(Rows from a dataset)

========================================

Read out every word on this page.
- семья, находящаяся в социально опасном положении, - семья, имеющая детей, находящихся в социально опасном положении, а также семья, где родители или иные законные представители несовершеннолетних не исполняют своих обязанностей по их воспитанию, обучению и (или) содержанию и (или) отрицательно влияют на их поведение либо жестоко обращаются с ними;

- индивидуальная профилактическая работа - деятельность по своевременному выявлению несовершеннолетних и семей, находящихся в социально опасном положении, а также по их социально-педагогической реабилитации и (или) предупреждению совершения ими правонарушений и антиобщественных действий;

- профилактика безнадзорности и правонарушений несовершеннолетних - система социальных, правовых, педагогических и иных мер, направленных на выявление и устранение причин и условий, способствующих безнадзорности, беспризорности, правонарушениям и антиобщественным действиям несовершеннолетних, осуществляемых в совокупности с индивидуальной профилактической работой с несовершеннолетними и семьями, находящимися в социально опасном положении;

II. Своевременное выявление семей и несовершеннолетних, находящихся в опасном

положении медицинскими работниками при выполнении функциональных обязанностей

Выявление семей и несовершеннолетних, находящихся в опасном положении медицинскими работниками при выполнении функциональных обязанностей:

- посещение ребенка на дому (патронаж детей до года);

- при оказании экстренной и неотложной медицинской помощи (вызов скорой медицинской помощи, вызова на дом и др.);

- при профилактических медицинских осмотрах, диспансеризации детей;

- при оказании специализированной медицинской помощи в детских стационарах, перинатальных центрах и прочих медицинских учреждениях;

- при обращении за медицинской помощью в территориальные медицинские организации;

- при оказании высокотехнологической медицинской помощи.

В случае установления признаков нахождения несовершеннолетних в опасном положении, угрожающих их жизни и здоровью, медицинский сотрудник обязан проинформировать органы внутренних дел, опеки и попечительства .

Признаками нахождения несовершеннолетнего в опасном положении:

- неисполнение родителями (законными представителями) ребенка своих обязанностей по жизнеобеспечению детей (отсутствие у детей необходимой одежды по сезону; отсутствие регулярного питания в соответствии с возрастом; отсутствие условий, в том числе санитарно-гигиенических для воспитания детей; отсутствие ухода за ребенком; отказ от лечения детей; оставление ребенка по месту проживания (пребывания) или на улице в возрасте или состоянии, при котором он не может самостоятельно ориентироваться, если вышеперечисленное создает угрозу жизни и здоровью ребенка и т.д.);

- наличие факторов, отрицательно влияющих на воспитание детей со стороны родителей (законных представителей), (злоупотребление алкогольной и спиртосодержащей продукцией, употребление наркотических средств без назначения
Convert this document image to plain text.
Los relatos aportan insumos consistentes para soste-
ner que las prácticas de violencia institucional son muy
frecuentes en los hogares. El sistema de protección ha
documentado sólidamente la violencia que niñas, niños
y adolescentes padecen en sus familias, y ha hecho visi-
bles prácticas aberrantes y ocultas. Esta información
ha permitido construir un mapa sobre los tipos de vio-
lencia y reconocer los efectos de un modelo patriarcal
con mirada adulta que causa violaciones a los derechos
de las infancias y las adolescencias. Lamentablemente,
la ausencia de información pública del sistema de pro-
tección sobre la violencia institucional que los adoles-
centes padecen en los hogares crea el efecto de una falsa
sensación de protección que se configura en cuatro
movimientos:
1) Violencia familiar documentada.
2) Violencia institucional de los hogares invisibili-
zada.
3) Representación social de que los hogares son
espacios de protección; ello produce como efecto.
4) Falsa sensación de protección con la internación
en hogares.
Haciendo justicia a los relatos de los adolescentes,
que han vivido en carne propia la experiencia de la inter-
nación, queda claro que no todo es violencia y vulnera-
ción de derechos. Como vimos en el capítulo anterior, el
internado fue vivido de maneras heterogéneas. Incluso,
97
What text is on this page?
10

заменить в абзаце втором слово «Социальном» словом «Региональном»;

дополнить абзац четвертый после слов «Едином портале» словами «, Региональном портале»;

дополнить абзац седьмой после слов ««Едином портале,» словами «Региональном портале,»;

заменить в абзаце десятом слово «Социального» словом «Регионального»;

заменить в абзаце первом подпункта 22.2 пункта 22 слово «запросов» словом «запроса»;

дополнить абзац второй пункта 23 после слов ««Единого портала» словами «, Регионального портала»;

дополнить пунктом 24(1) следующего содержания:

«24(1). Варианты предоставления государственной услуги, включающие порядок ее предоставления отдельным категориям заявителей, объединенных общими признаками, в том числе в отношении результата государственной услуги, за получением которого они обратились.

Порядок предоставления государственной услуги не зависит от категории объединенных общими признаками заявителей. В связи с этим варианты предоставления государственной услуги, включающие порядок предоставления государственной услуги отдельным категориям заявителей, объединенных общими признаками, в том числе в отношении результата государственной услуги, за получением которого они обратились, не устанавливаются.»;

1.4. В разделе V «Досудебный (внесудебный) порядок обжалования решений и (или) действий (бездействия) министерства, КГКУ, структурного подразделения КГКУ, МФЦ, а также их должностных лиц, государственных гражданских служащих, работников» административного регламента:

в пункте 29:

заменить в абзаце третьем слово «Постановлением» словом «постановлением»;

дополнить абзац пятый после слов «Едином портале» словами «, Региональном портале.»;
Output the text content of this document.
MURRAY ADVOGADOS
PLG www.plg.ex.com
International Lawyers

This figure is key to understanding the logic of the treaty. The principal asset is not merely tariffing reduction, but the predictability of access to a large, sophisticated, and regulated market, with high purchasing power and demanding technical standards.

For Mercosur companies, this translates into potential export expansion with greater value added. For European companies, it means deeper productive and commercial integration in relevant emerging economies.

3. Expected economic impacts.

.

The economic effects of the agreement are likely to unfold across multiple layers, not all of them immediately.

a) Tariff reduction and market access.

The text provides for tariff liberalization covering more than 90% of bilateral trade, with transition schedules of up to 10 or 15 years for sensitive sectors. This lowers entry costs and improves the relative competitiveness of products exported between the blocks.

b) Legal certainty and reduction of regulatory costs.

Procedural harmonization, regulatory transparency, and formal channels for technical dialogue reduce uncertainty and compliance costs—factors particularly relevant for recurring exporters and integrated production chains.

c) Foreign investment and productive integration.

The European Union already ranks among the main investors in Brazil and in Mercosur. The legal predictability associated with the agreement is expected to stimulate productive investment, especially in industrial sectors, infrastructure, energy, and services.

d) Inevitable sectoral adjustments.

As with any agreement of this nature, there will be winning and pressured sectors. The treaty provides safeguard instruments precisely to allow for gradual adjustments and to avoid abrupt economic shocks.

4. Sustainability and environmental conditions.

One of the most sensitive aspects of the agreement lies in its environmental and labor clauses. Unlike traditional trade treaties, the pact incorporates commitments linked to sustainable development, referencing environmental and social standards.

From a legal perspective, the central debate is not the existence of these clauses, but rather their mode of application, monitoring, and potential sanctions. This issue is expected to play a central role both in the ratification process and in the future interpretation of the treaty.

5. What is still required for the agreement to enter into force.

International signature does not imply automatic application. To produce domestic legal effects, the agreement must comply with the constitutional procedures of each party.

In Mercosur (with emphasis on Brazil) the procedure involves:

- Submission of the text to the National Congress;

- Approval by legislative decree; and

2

========================================

Filter the records above for "relatos" and copy every matching line.

Los relatos aportan insumos consistentes para soste-
Haciendo justicia a los relatos de los adolescentes,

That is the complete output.